» EXERCISE OBJECTIVE
Could you write out every record below exactly, leaving out any pictures?

» SOURCE MATERIAL

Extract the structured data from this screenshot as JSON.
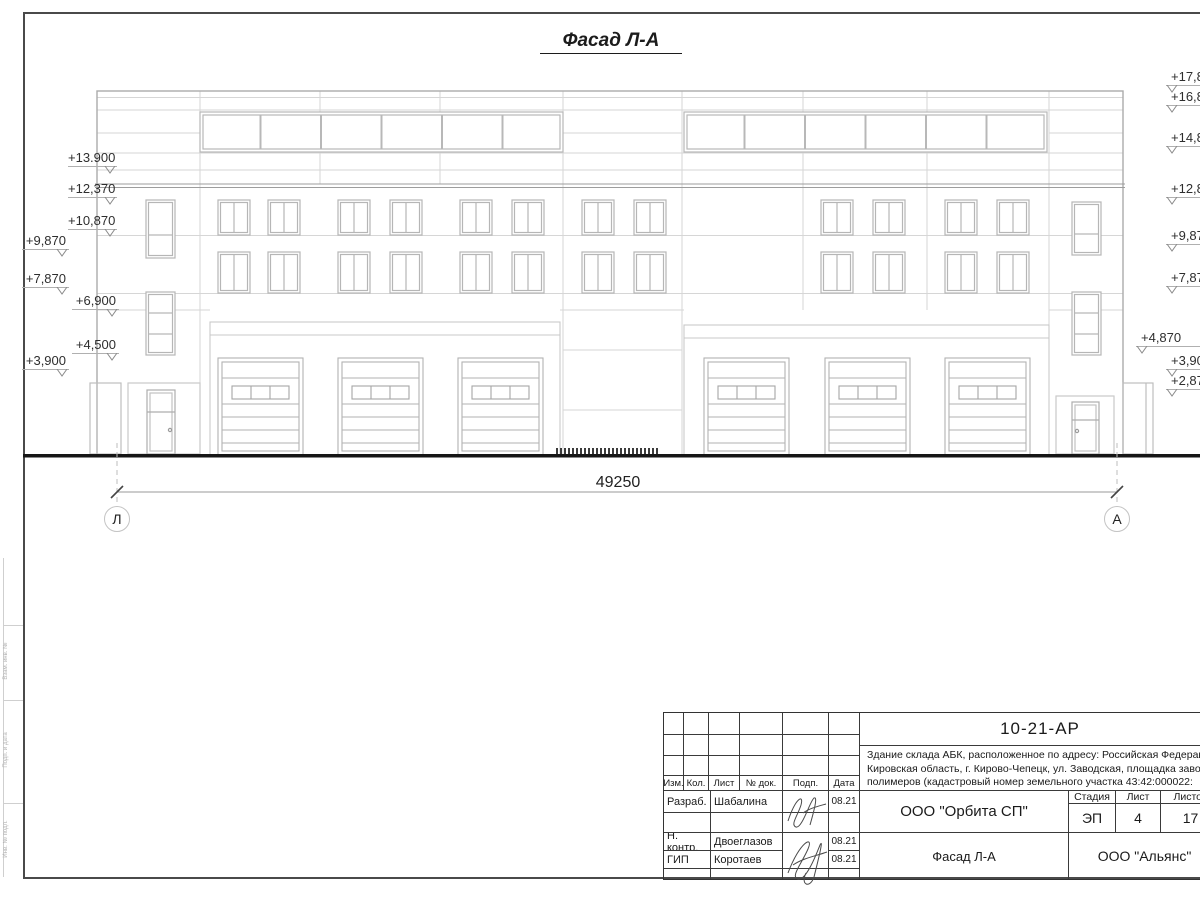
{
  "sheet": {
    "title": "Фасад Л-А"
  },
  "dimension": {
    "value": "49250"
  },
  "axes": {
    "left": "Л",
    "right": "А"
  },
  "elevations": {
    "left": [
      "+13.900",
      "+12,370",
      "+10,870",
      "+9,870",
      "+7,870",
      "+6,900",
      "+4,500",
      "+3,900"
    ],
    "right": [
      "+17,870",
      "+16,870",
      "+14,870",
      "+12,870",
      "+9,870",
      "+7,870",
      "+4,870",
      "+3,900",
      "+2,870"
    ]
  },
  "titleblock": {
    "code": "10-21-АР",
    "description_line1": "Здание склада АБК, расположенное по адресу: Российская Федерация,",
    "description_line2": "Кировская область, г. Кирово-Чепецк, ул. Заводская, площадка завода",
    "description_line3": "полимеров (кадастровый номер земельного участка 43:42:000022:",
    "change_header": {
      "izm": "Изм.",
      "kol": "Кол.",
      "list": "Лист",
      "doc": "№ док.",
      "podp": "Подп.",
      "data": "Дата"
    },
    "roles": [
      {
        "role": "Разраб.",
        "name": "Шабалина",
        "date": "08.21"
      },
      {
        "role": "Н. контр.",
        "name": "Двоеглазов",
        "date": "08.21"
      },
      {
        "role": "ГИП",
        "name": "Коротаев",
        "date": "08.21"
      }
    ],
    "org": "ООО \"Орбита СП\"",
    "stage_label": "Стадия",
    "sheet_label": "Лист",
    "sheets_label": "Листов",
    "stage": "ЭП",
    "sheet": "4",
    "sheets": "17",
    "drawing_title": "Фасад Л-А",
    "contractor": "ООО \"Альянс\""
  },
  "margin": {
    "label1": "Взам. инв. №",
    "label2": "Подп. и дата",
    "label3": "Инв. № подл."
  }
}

» RESULT OF THE TASK
Extract the structured data from this screenshot as JSON.
{
  "sheet": {
    "title": "Фасад Л-А"
  },
  "dimension": {
    "value": "49250"
  },
  "axes": {
    "left": "Л",
    "right": "А"
  },
  "elevations": {
    "left": [
      "+13.900",
      "+12,370",
      "+10,870",
      "+9,870",
      "+7,870",
      "+6,900",
      "+4,500",
      "+3,900"
    ],
    "right": [
      "+17,870",
      "+16,870",
      "+14,870",
      "+12,870",
      "+9,870",
      "+7,870",
      "+4,870",
      "+3,900",
      "+2,870"
    ]
  },
  "titleblock": {
    "code": "10-21-АР",
    "description_line1": "Здание склада АБК, расположенное по адресу: Российская Федерация,",
    "description_line2": "Кировская область, г. Кирово-Чепецк, ул. Заводская, площадка завода",
    "description_line3": "полимеров (кадастровый номер земельного участка 43:42:000022:",
    "change_header": {
      "izm": "Изм.",
      "kol": "Кол.",
      "list": "Лист",
      "doc": "№ док.",
      "podp": "Подп.",
      "data": "Дата"
    },
    "roles": [
      {
        "role": "Разраб.",
        "name": "Шабалина",
        "date": "08.21"
      },
      {
        "role": "Н. контр.",
        "name": "Двоеглазов",
        "date": "08.21"
      },
      {
        "role": "ГИП",
        "name": "Коротаев",
        "date": "08.21"
      }
    ],
    "org": "ООО \"Орбита СП\"",
    "stage_label": "Стадия",
    "sheet_label": "Лист",
    "sheets_label": "Листов",
    "stage": "ЭП",
    "sheet": "4",
    "sheets": "17",
    "drawing_title": "Фасад Л-А",
    "contractor": "ООО \"Альянс\""
  },
  "margin": {
    "label1": "Взам. инв. №",
    "label2": "Подп. и дата",
    "label3": "Инв. № подл."
  }
}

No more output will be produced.